◆ Working data ◆
============

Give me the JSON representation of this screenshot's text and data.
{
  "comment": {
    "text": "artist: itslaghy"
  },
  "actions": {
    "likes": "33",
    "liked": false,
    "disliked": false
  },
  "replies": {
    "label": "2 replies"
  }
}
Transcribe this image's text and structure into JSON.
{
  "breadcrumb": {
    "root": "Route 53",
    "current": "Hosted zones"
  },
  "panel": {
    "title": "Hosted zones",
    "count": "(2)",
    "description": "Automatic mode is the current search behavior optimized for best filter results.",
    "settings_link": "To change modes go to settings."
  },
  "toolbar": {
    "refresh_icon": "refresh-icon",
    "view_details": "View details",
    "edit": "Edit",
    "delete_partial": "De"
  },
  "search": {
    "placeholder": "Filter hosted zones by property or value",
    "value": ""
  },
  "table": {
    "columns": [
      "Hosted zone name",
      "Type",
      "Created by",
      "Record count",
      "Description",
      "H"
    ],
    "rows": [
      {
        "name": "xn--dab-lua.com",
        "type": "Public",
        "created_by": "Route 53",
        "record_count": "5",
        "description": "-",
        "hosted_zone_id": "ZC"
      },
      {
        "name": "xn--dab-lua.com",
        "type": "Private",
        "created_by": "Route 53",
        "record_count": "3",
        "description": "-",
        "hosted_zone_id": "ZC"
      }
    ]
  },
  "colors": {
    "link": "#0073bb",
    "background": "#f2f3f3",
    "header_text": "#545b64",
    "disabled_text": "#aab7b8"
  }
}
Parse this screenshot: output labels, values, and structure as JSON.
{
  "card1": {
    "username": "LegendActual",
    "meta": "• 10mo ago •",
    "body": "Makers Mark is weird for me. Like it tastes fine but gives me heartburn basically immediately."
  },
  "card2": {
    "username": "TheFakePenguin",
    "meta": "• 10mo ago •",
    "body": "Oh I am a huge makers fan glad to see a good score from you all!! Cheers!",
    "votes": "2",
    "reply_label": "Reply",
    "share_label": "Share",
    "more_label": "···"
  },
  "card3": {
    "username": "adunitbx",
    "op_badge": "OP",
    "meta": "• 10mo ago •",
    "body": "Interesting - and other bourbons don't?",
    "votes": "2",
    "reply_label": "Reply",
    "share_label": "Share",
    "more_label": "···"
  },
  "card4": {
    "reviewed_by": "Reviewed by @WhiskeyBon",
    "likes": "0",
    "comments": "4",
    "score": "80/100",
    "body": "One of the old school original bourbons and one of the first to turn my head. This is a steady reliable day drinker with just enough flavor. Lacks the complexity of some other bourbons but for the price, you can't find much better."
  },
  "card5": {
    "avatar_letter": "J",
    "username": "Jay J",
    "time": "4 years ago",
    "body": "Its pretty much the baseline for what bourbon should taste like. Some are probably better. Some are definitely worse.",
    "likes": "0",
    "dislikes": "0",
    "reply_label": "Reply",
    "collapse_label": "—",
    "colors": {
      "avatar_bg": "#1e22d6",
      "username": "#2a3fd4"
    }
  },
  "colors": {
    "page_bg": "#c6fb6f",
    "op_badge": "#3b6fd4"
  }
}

============

◆ Written problem ◆
Where does the word "search" appear? Return each line that holds it.

◆ The answer ◆
    "description": "Automatic mode is the current search behavior optimized for best filter results.",
  "search": {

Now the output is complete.